Set exercise: Copy out each line that includes the word "мероприятий".

===

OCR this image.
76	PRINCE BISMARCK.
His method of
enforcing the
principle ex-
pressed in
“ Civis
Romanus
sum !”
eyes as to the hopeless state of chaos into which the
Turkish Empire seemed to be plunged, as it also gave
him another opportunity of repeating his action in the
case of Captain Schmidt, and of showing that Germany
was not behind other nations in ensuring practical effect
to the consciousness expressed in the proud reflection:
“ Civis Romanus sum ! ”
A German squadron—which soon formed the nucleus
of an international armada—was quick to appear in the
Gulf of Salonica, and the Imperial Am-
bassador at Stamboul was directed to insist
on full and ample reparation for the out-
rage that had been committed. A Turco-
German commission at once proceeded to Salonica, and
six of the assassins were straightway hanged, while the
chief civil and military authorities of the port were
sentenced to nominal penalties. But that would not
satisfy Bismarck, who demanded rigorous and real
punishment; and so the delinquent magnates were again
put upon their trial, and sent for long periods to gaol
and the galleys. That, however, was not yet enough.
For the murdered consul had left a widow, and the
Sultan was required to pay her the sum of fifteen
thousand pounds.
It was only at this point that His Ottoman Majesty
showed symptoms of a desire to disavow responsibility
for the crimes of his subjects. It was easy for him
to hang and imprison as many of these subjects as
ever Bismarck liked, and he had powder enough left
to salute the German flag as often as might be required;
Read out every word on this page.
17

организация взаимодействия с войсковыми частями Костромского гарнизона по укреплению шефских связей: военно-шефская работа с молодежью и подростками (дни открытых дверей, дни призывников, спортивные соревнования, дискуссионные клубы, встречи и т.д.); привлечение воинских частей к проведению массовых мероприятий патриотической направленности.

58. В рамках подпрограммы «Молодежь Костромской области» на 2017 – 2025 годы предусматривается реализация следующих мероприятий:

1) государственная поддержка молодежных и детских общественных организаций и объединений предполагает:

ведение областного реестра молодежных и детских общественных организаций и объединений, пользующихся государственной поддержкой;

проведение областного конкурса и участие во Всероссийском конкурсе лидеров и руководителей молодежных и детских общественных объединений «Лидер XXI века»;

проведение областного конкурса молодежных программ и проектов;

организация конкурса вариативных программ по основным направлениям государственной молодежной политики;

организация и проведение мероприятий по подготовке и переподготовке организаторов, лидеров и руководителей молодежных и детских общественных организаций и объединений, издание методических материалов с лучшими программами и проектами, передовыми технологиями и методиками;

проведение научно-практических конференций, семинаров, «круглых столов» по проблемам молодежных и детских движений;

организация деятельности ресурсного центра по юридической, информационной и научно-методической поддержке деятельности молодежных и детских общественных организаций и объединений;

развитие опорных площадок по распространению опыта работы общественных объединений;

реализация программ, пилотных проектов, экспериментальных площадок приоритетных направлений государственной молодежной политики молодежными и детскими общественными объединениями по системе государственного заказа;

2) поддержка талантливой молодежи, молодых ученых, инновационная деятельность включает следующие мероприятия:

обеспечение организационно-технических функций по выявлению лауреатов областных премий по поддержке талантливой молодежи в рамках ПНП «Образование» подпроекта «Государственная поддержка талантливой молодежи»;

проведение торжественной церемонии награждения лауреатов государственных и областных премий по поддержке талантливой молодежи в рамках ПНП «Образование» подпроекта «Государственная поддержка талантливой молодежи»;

===

Answer for this exercise:
организация взаимодействия с войсковыми частями Костромского гарнизона по укреплению шефских связей: военно-шефская работа с молодежью и подростками (дни открытых дверей, дни призывников, спортивные соревнования, дискуссионные клубы, встречи и т.д.); привлечение воинских частей к проведению массовых мероприятий патриотической направленности.
58. В рамках подпрограммы «Молодежь Костромской области» на 2017 – 2025 годы предусматривается реализация следующих мероприятий:
организация и проведение мероприятий по подготовке и переподготовке организаторов, лидеров и руководителей молодежных и детских общественных организаций и объединений, издание методических материалов с лучшими программами и проектами, передовыми технологиями и методиками;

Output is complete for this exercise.